* **TASK INSTRUCTIONS**
Report back each line of the records that contains the string "color".

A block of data

○ ○ ○

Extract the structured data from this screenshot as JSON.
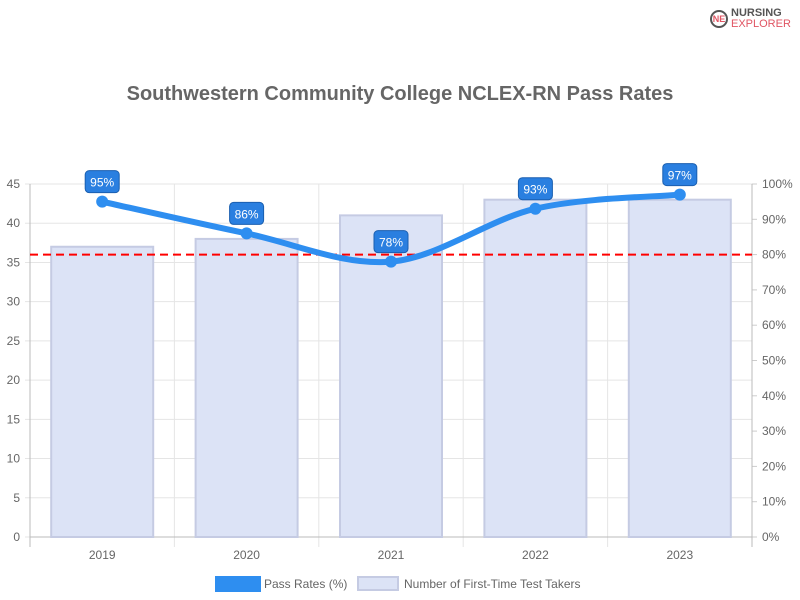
{
  "logo": {
    "line1": "NURSING",
    "line2": "EXPLORER"
  },
  "chart_data": {
    "type": "bar",
    "title": "Southwestern Community College NCLEX-RN Pass Rates",
    "categories": [
      "2019",
      "2020",
      "2021",
      "2022",
      "2023"
    ],
    "series": [
      {
        "name": "Pass Rates (%)",
        "type": "line",
        "axis": "right",
        "values": [
          95,
          86,
          78,
          93,
          97
        ],
        "labels": [
          "95%",
          "86%",
          "78%",
          "93%",
          "97%"
        ],
        "color": "#2e8ef0"
      },
      {
        "name": "Number of First-Time Test Takers",
        "type": "bar",
        "axis": "left",
        "values": [
          37,
          38,
          41,
          43,
          43
        ],
        "color": "#dce3f6"
      }
    ],
    "left_axis": {
      "range": [
        0,
        45
      ],
      "ticks": [
        "0",
        "5",
        "10",
        "15",
        "20",
        "25",
        "30",
        "35",
        "40",
        "45"
      ]
    },
    "right_axis": {
      "range": [
        0,
        100
      ],
      "ticks": [
        "0%",
        "10%",
        "20%",
        "30%",
        "40%",
        "50%",
        "60%",
        "70%",
        "80%",
        "90%",
        "100%"
      ]
    },
    "reference_line": {
      "value": 80,
      "axis": "right",
      "color": "#ff0000",
      "style": "dashed"
    },
    "grid": true,
    "legend": "bottom"
  }
}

○ ○ ○

* **RESULT OF THIS TASK**
        "color": "#2e8ef0"
        "color": "#dce3f6"
      "color": "#ff0000",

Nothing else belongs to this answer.